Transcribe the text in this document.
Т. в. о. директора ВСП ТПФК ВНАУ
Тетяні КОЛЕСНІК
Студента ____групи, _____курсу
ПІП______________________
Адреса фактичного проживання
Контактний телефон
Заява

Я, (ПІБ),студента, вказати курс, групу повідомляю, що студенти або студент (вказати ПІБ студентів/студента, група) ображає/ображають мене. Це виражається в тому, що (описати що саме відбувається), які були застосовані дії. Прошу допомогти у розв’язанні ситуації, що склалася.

____________________

• Task statement
Return the entries above exactly as they appear.

• Answer to the problem
Transcribe the text in this document.
Т. в. о. директора ВСП ТПФК ВНАУ
Тетяні КОЛЕСНІК
Студента ____групи, _____курсу
ПІП______________________
Адреса фактичного проживання
Контактний телефон
Заява

Я, (ПІБ),студента, вказати курс, групу повідомляю, що студенти або студент (вказати ПІБ студентів/студента, група) ображає/ображають мене. Це виражається в тому, що (описати що саме відбувається), які були застосовані дії. Прошу допомогти у розв’язанні ситуації, що склалася.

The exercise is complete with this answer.